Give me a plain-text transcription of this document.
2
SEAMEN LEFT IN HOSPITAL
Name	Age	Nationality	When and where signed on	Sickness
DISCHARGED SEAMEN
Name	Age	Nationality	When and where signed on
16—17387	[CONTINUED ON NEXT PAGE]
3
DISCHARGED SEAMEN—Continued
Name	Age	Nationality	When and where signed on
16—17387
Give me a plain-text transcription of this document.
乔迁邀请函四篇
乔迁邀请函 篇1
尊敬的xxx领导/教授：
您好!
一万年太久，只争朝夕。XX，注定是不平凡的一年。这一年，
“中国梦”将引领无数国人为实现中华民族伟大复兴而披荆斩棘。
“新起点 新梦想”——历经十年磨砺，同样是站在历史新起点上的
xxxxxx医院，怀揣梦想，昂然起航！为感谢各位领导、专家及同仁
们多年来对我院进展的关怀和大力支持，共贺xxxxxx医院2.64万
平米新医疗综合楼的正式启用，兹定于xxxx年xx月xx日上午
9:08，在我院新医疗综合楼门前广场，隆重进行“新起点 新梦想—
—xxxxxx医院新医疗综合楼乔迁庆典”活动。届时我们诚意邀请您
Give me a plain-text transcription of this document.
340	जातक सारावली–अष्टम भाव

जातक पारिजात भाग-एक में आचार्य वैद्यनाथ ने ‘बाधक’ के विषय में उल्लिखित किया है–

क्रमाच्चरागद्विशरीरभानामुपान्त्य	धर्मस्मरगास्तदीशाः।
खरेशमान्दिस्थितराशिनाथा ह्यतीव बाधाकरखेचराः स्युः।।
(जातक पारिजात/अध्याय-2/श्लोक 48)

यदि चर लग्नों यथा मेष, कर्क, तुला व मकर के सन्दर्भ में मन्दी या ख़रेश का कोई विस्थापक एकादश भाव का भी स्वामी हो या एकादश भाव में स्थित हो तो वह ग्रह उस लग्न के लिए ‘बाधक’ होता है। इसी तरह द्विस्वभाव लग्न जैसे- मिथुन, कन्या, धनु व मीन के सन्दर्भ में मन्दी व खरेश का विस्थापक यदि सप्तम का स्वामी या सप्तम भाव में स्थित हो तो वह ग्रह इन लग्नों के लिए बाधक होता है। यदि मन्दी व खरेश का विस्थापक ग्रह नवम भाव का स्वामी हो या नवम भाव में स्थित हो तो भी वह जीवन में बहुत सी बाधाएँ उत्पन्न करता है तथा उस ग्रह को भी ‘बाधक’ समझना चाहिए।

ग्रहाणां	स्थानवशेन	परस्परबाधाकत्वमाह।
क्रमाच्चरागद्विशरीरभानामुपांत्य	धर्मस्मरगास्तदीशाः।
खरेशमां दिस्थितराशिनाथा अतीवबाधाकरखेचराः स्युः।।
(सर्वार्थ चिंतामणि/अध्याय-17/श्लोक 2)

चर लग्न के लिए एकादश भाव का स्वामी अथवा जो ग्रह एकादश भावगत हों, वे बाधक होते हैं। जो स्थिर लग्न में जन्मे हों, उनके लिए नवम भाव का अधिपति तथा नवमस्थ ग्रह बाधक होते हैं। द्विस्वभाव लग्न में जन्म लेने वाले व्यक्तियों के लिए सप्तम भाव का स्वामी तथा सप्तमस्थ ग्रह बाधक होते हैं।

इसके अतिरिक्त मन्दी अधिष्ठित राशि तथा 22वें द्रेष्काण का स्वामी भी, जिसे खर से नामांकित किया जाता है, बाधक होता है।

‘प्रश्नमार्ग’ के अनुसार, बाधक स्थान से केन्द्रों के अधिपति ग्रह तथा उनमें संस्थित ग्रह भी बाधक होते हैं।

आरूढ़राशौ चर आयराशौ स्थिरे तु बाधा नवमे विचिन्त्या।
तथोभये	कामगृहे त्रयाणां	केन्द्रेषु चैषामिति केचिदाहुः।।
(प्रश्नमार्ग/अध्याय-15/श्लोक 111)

EXERCISE OBJECTIVE: Write out all the lines again, exactly as they are.

CORRECT ANSWER:
Give me a plain-text transcription of this document.
2
SEAMEN LEFT IN HOSPITAL
Name	Age	Nationality	When and where signed on	Sickness
DISCHARGED SEAMEN
Name	Age	Nationality	When and where signed on
16—17387	[CONTINUED ON NEXT PAGE]
3
DISCHARGED SEAMEN—Continued
Name	Age	Nationality	When and where signed on
16—17387
Give me a plain-text transcription of this document.
乔迁邀请函四篇
乔迁邀请函 篇1
尊敬的xxx领导/教授：
您好!
一万年太久，只争朝夕。XX，注定是不平凡的一年。这一年，
“中国梦”将引领无数国人为实现中华民族伟大复兴而披荆斩棘。
“新起点 新梦想”——历经十年磨砺，同样是站在历史新起点上的
xxxxxx医院，怀揣梦想，昂然起航！为感谢各位领导、专家及同仁
们多年来对我院进展的关怀和大力支持，共贺xxxxxx医院2.64万
平米新医疗综合楼的正式启用，兹定于xxxx年xx月xx日上午
9:08，在我院新医疗综合楼门前广场，隆重进行“新起点 新梦想—
—xxxxxx医院新医疗综合楼乔迁庆典”活动。届时我们诚意邀请您
Give me a plain-text transcription of this document.
340	जातक सारावली–अष्टम भाव

जातक पारिजात भाग-एक में आचार्य वैद्यनाथ ने ‘बाधक’ के विषय में उल्लिखित किया है–

क्रमाच्चरागद्विशरीरभानामुपान्त्य	धर्मस्मरगास्तदीशाः।
खरेशमान्दिस्थितराशिनाथा ह्यतीव बाधाकरखेचराः स्युः।।
(जातक पारिजात/अध्याय-2/श्लोक 48)

यदि चर लग्नों यथा मेष, कर्क, तुला व मकर के सन्दर्भ में मन्दी या ख़रेश का कोई विस्थापक एकादश भाव का भी स्वामी हो या एकादश भाव में स्थित हो तो वह ग्रह उस लग्न के लिए ‘बाधक’ होता है। इसी तरह द्विस्वभाव लग्न जैसे- मिथुन, कन्या, धनु व मीन के सन्दर्भ में मन्दी व खरेश का विस्थापक यदि सप्तम का स्वामी या सप्तम भाव में स्थित हो तो वह ग्रह इन लग्नों के लिए बाधक होता है। यदि मन्दी व खरेश का विस्थापक ग्रह नवम भाव का स्वामी हो या नवम भाव में स्थित हो तो भी वह जीवन में बहुत सी बाधाएँ उत्पन्न करता है तथा उस ग्रह को भी ‘बाधक’ समझना चाहिए।

ग्रहाणां	स्थानवशेन	परस्परबाधाकत्वमाह।
क्रमाच्चरागद्विशरीरभानामुपांत्य	धर्मस्मरगास्तदीशाः।
खरेशमां दिस्थितराशिनाथा अतीवबाधाकरखेचराः स्युः।।
(सर्वार्थ चिंतामणि/अध्याय-17/श्लोक 2)

चर लग्न के लिए एकादश भाव का स्वामी अथवा जो ग्रह एकादश भावगत हों, वे बाधक होते हैं। जो स्थिर लग्न में जन्मे हों, उनके लिए नवम भाव का अधिपति तथा नवमस्थ ग्रह बाधक होते हैं। द्विस्वभाव लग्न में जन्म लेने वाले व्यक्तियों के लिए सप्तम भाव का स्वामी तथा सप्तमस्थ ग्रह बाधक होते हैं।

इसके अतिरिक्त मन्दी अधिष्ठित राशि तथा 22वें द्रेष्काण का स्वामी भी, जिसे खर से नामांकित किया जाता है, बाधक होता है।

‘प्रश्नमार्ग’ के अनुसार, बाधक स्थान से केन्द्रों के अधिपति ग्रह तथा उनमें संस्थित ग्रह भी बाधक होते हैं।

आरूढ़राशौ चर आयराशौ स्थिरे तु बाधा नवमे विचिन्त्या।
तथोभये	कामगृहे त्रयाणां	केन्द्रेषु चैषामिति केचिदाहुः।।
(प्रश्नमार्ग/अध्याय-15/श्लोक 111)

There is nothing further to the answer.